======== TASK INPUTS ========
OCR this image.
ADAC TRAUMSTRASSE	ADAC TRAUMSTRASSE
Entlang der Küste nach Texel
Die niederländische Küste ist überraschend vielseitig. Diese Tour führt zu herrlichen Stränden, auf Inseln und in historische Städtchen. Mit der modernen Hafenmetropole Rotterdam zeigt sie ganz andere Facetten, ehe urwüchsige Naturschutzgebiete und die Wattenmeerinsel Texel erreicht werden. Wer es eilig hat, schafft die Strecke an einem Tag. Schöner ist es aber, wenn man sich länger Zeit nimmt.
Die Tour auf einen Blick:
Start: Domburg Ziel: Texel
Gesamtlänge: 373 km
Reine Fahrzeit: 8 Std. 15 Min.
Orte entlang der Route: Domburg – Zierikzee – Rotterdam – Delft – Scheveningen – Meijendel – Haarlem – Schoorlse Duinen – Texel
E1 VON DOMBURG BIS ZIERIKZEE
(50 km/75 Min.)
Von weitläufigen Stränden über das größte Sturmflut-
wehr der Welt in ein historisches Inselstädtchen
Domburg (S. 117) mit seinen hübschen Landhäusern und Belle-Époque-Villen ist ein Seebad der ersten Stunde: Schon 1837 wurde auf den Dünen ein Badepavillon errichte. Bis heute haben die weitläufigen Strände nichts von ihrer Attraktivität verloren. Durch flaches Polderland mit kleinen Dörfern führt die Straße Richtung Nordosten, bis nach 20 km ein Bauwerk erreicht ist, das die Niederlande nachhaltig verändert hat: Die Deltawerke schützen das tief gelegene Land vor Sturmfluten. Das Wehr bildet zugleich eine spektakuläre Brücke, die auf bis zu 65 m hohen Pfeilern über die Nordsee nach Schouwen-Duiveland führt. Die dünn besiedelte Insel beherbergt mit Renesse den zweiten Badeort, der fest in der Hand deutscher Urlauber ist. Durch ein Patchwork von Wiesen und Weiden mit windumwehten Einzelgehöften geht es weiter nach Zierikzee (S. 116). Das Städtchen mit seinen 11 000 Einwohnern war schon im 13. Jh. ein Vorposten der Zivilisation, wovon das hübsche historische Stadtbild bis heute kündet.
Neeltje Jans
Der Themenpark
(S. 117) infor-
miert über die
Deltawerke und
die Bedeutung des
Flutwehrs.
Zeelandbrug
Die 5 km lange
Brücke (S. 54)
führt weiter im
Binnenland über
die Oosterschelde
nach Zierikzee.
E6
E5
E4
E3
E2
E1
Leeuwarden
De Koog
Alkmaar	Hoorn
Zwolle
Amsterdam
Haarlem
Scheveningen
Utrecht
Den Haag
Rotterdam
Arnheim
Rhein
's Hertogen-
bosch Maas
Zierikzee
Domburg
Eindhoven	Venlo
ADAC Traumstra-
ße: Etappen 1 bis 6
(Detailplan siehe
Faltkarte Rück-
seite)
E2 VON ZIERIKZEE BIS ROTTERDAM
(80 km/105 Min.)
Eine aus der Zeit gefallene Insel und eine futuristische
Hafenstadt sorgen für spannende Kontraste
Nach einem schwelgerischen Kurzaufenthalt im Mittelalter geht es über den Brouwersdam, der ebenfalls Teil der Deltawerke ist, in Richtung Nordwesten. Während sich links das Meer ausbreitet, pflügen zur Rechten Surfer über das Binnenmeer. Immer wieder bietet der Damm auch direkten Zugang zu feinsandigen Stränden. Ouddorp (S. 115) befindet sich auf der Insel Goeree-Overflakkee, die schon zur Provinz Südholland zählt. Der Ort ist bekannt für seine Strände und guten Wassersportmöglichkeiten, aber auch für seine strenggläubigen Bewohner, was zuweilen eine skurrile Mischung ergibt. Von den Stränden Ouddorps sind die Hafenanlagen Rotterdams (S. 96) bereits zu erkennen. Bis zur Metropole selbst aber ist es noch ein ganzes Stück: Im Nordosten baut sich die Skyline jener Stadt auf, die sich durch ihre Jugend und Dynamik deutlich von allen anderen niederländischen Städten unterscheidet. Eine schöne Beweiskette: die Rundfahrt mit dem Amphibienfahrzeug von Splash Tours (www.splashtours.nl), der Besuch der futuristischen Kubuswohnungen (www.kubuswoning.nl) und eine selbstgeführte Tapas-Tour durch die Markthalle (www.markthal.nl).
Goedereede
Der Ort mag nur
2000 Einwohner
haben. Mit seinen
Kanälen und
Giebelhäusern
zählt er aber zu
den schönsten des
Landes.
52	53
========
▶ **WRITTEN EXERCISE**
Gather up, from the records above, each line where the word "zählt" appears.

▶ **ANSWER IN FULL**
Nach einem schwelgerischen Kurzaufenthalt im Mittelalter geht es über den Brouwersdam, der ebenfalls Teil der Deltawerke ist, in Richtung Nordwesten. Während sich links das Meer ausbreitet, pflügen zur Rechten Surfer über das Binnenmeer. Immer wieder bietet der Damm auch direkten Zugang zu feinsandigen Stränden. Ouddorp (S. 115) befindet sich auf der Insel Goeree-Overflakkee, die schon zur Provinz Südholland zählt. Der Ort ist bekannt für seine Strände und guten Wassersportmöglichkeiten, aber auch für seine strenggläubigen Bewohner, was zuweilen eine skurrile Mischung ergibt. Von den Stränden Ouddorps sind die Hafenanlagen Rotterdams (S. 96) bereits zu erkennen. Bis zur Metropole selbst aber ist es noch ein ganzes Stück: Im Nordosten baut sich die Skyline jener Stadt auf, die sich durch ihre Jugend und Dynamik deutlich von allen anderen niederländischen Städten unterscheidet. Eine schöne Beweiskette: die Rundfahrt mit dem Amphibienfahrzeug von Splash Tours (www.splashtours.nl), der Besuch der futuristischen Kubuswohnungen (www.kubuswoning.nl) und eine selbstgeführte Tapas-Tour durch die Markthalle (www.markthal.nl).
zählt er aber zu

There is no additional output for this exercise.